WORK TO COMPLETE. Please change "leaf-label" to "leaf-name" in the data from its start up to and including the line with "target-text: 10 million", and give those lines again with everything else unchanged.

DATA SUPPLIED.
# # # #

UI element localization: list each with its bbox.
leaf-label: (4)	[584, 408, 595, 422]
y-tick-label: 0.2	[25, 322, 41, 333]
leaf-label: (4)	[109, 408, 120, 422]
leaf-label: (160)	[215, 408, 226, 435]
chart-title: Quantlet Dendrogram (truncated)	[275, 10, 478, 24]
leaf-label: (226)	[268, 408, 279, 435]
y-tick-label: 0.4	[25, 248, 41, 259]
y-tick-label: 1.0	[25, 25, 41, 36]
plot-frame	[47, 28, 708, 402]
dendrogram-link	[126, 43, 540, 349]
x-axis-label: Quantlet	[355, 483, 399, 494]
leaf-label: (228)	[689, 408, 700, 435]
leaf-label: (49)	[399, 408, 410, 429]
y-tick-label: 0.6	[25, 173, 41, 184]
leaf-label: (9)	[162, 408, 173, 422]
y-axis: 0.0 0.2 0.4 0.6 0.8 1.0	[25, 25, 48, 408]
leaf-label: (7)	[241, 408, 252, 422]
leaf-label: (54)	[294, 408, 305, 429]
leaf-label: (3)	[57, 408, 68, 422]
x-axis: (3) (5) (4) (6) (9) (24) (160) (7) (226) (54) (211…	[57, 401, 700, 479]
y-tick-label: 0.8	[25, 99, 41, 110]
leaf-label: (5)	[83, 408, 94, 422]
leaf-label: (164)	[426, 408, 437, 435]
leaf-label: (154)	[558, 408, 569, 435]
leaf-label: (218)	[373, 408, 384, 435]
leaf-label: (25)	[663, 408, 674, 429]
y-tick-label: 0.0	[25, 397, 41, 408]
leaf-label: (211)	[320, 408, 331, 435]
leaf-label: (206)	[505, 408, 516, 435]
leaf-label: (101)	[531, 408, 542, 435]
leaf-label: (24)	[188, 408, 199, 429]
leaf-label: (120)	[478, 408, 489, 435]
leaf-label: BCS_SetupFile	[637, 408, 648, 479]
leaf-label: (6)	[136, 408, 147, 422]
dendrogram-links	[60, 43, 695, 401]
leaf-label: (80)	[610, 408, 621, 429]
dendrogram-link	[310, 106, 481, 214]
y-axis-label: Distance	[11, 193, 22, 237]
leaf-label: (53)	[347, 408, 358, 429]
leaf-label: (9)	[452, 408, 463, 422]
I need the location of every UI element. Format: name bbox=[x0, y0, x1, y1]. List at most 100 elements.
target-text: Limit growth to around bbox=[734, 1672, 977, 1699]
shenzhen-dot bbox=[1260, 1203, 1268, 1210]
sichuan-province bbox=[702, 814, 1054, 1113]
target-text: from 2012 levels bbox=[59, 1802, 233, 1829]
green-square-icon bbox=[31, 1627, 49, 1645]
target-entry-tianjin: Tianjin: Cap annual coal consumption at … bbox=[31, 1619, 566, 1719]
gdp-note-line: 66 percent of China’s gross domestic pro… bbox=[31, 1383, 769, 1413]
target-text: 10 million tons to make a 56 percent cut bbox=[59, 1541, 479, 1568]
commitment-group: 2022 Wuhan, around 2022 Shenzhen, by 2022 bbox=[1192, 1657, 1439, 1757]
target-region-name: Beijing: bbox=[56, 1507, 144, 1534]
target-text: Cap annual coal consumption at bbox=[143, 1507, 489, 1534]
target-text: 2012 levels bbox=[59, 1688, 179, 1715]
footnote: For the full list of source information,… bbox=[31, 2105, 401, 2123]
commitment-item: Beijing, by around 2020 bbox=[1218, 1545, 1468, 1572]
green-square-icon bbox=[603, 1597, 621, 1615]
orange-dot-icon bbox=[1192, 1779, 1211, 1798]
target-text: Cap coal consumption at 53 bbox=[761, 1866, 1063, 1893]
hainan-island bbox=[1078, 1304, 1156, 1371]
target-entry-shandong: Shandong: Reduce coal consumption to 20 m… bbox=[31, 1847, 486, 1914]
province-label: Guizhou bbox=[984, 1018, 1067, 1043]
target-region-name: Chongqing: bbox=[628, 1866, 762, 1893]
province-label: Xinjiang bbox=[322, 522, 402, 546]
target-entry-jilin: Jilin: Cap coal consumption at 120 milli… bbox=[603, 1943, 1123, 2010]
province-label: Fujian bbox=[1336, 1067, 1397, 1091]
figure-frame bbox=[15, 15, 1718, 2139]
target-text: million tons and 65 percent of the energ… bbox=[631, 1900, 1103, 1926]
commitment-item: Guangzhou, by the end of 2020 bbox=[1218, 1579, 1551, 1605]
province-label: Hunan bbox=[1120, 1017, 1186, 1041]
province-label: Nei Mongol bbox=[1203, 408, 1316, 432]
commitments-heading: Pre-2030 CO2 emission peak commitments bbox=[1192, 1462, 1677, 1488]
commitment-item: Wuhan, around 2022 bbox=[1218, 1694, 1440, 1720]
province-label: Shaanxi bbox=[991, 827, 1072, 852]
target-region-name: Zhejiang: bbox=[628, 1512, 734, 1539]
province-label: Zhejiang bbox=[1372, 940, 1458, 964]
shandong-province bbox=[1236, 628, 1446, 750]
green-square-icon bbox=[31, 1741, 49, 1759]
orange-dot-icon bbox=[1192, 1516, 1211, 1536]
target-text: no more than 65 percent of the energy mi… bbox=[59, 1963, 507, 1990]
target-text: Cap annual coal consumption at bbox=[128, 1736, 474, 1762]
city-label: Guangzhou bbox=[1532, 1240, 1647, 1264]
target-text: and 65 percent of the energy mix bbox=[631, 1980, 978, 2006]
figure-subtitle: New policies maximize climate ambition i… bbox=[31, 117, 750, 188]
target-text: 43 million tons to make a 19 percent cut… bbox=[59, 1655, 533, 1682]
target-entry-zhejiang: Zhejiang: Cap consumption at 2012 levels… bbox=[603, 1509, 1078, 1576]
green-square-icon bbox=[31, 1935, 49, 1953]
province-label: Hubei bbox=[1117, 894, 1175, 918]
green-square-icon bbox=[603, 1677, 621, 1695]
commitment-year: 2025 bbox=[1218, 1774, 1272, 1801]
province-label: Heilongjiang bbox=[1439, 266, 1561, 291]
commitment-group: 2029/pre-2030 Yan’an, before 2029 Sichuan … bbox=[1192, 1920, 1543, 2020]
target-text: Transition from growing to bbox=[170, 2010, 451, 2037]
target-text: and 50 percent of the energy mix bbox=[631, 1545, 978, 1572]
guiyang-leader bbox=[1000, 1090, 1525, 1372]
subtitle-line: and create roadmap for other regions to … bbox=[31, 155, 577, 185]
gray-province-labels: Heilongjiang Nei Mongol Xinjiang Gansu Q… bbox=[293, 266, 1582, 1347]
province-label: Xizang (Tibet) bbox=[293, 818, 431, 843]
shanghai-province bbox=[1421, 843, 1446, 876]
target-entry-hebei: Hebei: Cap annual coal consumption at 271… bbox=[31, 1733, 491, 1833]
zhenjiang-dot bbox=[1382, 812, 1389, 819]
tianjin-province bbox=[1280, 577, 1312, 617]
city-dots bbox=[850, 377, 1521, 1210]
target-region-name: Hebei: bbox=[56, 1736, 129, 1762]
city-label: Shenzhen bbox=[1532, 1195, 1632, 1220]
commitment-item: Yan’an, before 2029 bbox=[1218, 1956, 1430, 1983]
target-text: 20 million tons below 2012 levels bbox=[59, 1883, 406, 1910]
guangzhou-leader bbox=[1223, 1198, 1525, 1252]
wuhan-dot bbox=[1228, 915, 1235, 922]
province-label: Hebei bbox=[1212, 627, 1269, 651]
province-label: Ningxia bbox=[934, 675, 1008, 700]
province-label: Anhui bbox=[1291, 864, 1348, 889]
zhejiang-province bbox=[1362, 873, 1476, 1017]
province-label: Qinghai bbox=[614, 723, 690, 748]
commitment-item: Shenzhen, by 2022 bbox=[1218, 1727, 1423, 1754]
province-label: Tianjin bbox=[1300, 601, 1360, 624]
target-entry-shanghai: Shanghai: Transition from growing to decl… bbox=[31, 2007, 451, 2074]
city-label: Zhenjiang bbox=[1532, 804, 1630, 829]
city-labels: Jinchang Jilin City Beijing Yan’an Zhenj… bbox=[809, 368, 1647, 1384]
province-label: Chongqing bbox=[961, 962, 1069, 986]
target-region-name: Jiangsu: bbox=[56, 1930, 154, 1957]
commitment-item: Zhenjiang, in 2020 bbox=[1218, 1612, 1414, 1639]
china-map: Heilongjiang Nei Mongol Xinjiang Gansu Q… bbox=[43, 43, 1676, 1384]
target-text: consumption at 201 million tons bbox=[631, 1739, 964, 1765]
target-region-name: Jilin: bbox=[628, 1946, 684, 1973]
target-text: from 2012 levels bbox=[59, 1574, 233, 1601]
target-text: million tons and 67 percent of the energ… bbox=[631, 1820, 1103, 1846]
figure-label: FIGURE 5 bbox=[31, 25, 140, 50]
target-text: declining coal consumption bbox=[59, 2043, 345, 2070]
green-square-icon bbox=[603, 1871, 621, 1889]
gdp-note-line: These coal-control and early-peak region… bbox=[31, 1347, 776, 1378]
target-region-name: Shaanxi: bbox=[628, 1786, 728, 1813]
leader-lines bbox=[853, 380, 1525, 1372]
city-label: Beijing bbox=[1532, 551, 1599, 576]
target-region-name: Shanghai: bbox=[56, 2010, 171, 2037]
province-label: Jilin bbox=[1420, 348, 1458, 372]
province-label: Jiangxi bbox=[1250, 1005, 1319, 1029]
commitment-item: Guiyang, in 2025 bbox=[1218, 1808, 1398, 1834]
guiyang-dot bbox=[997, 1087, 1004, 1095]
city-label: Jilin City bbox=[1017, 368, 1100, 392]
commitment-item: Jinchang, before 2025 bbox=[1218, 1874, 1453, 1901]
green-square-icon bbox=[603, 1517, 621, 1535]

# # # #

PROBLEM SOLUTION.
UI element localization: list each with its bbox.
leaf-name: (4)	[584, 408, 595, 422]
y-tick-label: 0.2	[25, 322, 41, 333]
leaf-name: (4)	[109, 408, 120, 422]
leaf-name: (160)	[215, 408, 226, 435]
chart-title: Quantlet Dendrogram (truncated)	[275, 10, 478, 24]
leaf-name: (226)	[268, 408, 279, 435]
y-tick-label: 0.4	[25, 248, 41, 259]
y-tick-label: 1.0	[25, 25, 41, 36]
plot-frame	[47, 28, 708, 402]
dendrogram-link	[126, 43, 540, 349]
x-axis-label: Quantlet	[355, 483, 399, 494]
leaf-name: (228)	[689, 408, 700, 435]
leaf-name: (49)	[399, 408, 410, 429]
y-tick-label: 0.6	[25, 173, 41, 184]
leaf-name: (9)	[162, 408, 173, 422]
y-axis: 0.0 0.2 0.4 0.6 0.8 1.0	[25, 25, 48, 408]
leaf-name: (7)	[241, 408, 252, 422]
leaf-name: (54)	[294, 408, 305, 429]
leaf-name: (3)	[57, 408, 68, 422]
x-axis: (3) (5) (4) (6) (9) (24) (160) (7) (226) (54) (211…	[57, 401, 700, 479]
y-tick-label: 0.8	[25, 99, 41, 110]
leaf-name: (5)	[83, 408, 94, 422]
leaf-name: (164)	[426, 408, 437, 435]
leaf-name: (154)	[558, 408, 569, 435]
leaf-name: (218)	[373, 408, 384, 435]
leaf-name: (25)	[663, 408, 674, 429]
y-tick-label: 0.0	[25, 397, 41, 408]
leaf-name: (211)	[320, 408, 331, 435]
leaf-name: (206)	[505, 408, 516, 435]
leaf-name: (101)	[531, 408, 542, 435]
leaf-name: (24)	[188, 408, 199, 429]
leaf-name: (120)	[478, 408, 489, 435]
leaf-name: BCS_SetupFile	[637, 408, 648, 479]
leaf-name: (6)	[136, 408, 147, 422]
dendrogram-links	[60, 43, 695, 401]
leaf-name: (80)	[610, 408, 621, 429]
dendrogram-link	[310, 106, 481, 214]
y-axis-label: Distance	[11, 193, 22, 237]
leaf-name: (53)	[347, 408, 358, 429]
leaf-name: (9)	[452, 408, 463, 422]
I need the location of every UI element. Format: name bbox=[x0, y0, x1, y1]. List at most 100 elements.
target-text: Limit growth to around bbox=[734, 1672, 977, 1699]
shenzhen-dot bbox=[1260, 1203, 1268, 1210]
sichuan-province bbox=[702, 814, 1054, 1113]
target-text: from 2012 levels bbox=[59, 1802, 233, 1829]
green-square-icon bbox=[31, 1627, 49, 1645]
target-entry-tianjin: Tianjin: Cap annual coal consumption at … bbox=[31, 1619, 566, 1719]
gdp-note-line: 66 percent of China’s gross domestic pro… bbox=[31, 1383, 769, 1413]
target-text: 10 million tons to make a 56 percent cut bbox=[59, 1541, 479, 1568]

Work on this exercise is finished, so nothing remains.